EXERCISE TEXT

A simple collection of LLM snippets and utilities.
- Download or clone the repo:
git clone git@github:pavdwest/llm_docsearch.git cd llm_docsearch- Create virtual env:
pip -m venv .venv - Activate venv:
source ./venv/bin/activate - Install requirements:
pip install -r requirements.txt - Copy
.env.exampleto.envand fill out your OpenAI key
The docs folder already contains some example data saved as pdfs and raw text, attributed to the following sources:
- https://www.touropia.com/famous-cathedrals-in-the-world/
- https://www.veranda.com/travel/g33234419/beautiful-cathedrals-in-the-world/
- https://www.rivieratravel.co.uk/blog/2019/05/23/the-10-most-famous-cathedrals-and-basilicas-across-europe/
- https://www.thecollector.com/greatest-gothic-cathedrals/
python ./train.py
It should output something like the following:
Delete existing db...
Loading 4 documents...
Creating vector db...
Done!
Note that you can rerun the training at any time to delete the existing db and reload only the files currently in the docs dir.

RECORD EXTRACTS
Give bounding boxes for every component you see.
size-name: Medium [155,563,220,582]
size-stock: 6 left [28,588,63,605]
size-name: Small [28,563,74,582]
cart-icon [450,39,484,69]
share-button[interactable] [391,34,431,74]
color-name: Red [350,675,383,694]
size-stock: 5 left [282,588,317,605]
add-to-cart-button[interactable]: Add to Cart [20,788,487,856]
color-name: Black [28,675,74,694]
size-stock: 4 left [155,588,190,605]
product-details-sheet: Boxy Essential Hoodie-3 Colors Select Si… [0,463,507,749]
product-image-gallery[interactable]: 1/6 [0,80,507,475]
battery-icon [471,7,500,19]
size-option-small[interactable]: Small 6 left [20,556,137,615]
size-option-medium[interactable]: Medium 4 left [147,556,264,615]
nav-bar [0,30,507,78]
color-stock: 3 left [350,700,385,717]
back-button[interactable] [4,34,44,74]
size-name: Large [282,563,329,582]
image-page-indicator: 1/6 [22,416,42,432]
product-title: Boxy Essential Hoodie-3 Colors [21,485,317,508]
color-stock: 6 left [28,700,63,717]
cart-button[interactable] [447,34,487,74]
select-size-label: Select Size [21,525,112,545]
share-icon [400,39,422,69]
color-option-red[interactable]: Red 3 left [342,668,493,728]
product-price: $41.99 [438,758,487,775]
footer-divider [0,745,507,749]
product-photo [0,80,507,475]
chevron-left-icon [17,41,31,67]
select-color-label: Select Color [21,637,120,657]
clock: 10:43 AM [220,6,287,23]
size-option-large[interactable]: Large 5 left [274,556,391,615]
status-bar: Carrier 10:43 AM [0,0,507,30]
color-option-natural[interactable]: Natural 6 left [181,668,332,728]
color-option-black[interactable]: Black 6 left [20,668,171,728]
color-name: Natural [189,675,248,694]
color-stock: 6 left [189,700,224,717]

REQUIRED WORK
A. List every web address that the LLM snippets text gives as a source for the example data in its docs folder.
B. Transcribe a section of the LLM snippets text, beginning at the words that have "Creating vector db..." and stopping after "the docs dir.".

RESPONSES PER TASK
A.
- https://www.touropia.com/famous-cathedrals-in-the-world/
- https://www.veranda.com/travel/g33234419/beautiful-cathedrals-in-the-world/
- https://www.rivieratravel.co.uk/blog/2019/05/23/the-10-most-famous-cathedrals-and-basilicas-across-europe/
- https://www.thecollector.com/greatest-gothic-cathedrals/

B.
Creating vector db...
Done!
Note that you can rerun the training at any time to delete the existing db and reload only the files currently in the docs dir.